* _WRITTEN PROBLEM_
Retype all the records with nothing changed.

(Records)
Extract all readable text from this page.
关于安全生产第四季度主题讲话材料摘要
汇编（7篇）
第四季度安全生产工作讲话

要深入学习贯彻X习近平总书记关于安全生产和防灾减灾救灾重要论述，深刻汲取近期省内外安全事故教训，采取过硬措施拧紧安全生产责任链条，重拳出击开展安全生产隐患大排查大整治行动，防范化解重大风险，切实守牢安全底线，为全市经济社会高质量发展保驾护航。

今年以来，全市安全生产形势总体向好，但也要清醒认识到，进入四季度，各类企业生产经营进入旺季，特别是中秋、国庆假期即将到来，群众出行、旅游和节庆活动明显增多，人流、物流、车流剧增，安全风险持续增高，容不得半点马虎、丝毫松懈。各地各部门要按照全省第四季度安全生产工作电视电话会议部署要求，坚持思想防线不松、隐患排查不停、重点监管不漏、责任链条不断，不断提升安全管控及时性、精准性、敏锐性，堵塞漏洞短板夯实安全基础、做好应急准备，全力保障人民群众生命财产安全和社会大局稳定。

* _EXERCISE RESPONSE_
Extract all readable text from this page.
关于安全生产第四季度主题讲话材料摘要
汇编（7篇）
第四季度安全生产工作讲话

要深入学习贯彻X习近平总书记关于安全生产和防灾减灾救灾重要论述，深刻汲取近期省内外安全事故教训，采取过硬措施拧紧安全生产责任链条，重拳出击开展安全生产隐患大排查大整治行动，防范化解重大风险，切实守牢安全底线，为全市经济社会高质量发展保驾护航。

今年以来，全市安全生产形势总体向好，但也要清醒认识到，进入四季度，各类企业生产经营进入旺季，特别是中秋、国庆假期即将到来，群众出行、旅游和节庆活动明显增多，人流、物流、车流剧增，安全风险持续增高，容不得半点马虎、丝毫松懈。各地各部门要按照全省第四季度安全生产工作电视电话会议部署要求，坚持思想防线不松、隐患排查不停、重点监管不漏、责任链条不断，不断提升安全管控及时性、精准性、敏锐性，堵塞漏洞短板夯实安全基础、做好应急准备，全力保障人民群众生命财产安全和社会大局稳定。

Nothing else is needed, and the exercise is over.